В.А.-Т.: Как вы относитесь к биеннале в Москве?
П.П.: Я думаю, что на данной территории надо немедленно уничтожить всю арт-структуру, скалькированную с интернациональной. Никаких биеннале, никаких центров или музеев современного искусства. А с другой стороны, должны развиваться самые радикальные проекты. Новый галлюциноз, новые языки и самые смелые экспериментальные разработки, способные существовать в тех институциональных формах, которые благоприятствуют этим культурным явлениям. Футуристы или утописты должны образовывать свои институции, соответствующие в структурном отношении их программам и их идеям. Реалисты имеют Союз художников и абсолютно с ним гармонируют: слава богу, что он есть. Пускай он существует, опекает и ублажает всех носителей этой очень ценной для данной местности, глубоко аграрной медитативной практики, каковой является мазанье масляными красками по холсту с изображением рощи, церкви или голой бабы – неважно. Это священная и оправдавшая себя вещь. Ее вытеснение и отпихивание не имеют ни малейших культурных оправданий. Это чисто колониальная практика, и ее, с моей точки зрения, надо было бы подзакрыть и поприструнить. Чтобы благоухало и процветало экологически-бережное, внимательно-изучательное отношение ко всему, о чем мы здесь говорим. С другой стороны, свободняк и местные «штуки». В нашей стране есть возможность сосуществования консервативных и либеральных зон… Я бы создал такую оазисную структуру, где бы чередовались заповедники и экспериментальные зоны. Зоны прошлого и будущего.

────────────────────

Что сделать:
(A) Перечислите все учреждения и мероприятия, которые П.П. в интервью о биеннале в Москве называет в числе того, чего быть не должно.
(B) Почему, по словам П.П. в интервью о биеннале в Москве, вытеснение живописи маслом не имеет культурных оправданий? Ответьте одним–тремя предложениями.
(C) Продолжите интервью о биеннале в Москве с того места, где обрывается текст.

[Данные структурного разбора страницы]
────────────────────

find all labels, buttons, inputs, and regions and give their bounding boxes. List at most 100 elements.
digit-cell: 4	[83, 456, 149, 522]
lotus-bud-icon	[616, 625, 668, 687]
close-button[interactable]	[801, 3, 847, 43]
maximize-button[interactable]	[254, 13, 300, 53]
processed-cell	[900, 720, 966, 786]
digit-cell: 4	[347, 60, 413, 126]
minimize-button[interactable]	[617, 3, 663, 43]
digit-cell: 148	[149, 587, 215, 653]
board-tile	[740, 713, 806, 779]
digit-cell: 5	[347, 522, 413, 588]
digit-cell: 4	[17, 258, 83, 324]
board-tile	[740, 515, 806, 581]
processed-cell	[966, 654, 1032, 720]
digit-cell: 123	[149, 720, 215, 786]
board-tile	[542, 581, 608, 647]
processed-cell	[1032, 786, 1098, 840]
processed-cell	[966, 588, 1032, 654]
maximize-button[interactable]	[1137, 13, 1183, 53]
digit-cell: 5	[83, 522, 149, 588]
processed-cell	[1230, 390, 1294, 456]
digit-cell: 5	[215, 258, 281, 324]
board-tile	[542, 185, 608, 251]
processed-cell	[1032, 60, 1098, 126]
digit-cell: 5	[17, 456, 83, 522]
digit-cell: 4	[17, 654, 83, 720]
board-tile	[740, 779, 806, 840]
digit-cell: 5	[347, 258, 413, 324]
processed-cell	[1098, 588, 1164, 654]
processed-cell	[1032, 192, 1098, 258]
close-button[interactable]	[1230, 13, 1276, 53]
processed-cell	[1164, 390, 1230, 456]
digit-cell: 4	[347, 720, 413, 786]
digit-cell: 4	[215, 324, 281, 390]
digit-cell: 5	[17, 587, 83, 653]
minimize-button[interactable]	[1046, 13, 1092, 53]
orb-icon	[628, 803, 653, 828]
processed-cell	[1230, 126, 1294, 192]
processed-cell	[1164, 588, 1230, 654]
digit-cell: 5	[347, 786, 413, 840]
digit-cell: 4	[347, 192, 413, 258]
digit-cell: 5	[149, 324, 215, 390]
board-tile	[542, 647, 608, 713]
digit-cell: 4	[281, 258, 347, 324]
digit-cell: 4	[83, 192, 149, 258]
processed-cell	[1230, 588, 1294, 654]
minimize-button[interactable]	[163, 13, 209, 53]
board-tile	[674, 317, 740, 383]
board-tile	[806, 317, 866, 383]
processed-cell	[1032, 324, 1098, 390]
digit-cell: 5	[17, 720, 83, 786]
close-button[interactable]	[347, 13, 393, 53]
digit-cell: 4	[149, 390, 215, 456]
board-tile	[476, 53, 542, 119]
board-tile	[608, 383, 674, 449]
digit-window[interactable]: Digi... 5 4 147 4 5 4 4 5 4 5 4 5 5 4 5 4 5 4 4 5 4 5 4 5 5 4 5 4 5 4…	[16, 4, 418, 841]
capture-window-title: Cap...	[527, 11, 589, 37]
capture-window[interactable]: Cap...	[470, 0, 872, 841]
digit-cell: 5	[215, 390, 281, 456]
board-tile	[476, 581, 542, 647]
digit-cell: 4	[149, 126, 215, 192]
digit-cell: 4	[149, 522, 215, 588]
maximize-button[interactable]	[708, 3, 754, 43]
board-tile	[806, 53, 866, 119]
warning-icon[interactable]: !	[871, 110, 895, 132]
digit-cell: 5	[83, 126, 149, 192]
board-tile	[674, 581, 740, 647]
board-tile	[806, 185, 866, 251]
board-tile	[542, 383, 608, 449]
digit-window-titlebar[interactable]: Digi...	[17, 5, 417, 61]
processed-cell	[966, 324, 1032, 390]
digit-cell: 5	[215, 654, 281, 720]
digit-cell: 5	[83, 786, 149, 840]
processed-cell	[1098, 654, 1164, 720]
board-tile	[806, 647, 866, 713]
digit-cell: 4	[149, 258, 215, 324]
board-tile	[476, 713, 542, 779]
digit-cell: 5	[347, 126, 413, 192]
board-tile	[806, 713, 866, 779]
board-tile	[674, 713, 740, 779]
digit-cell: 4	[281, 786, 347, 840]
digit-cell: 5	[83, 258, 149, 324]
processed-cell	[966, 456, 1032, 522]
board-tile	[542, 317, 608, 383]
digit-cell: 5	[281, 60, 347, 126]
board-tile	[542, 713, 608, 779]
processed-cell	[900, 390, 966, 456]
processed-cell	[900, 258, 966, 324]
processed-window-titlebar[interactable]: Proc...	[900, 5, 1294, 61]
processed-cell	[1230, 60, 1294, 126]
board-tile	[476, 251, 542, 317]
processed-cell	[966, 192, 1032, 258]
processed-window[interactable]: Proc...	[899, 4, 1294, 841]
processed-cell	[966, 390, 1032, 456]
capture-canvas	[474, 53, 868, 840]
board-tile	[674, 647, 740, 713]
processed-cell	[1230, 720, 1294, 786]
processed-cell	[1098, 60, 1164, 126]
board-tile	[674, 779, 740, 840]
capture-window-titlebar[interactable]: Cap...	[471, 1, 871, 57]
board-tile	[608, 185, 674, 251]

────────────────────

Ответы по пунктам:
(A) Биеннале, центры современного искусства, музеи современного искусства.

(B) П.П. считает живопись маслом очень ценной для этой местности, глубоко аграрной медитативной практикой, священной и оправдавшей себя вещью. Ее вытеснение и отпихивание он называет чисто колониальной практикой.

(C)
В.А.-Т.: Вы не считаете, что искусство – это средство воздействия?
П.П.: Нет, не считаю. И никаких надежд на искусство не возлагаю. Во всяком случае, в том понимании, которое мы вкладываем в понятие «контемпорари арт». На сегодняшний день это абсолютно протухшая селедка.
В.А.-Т.: Но если индустрия культуры оправдывает надежды, возложенные на нее глобальным капитализмом, то почему альтернативное искусство не пытается противостоять этому на своем уровне и своими средствами и почему художники, кураторы и критики не чувствуют хотя бы минимальной ответственности за происходящее?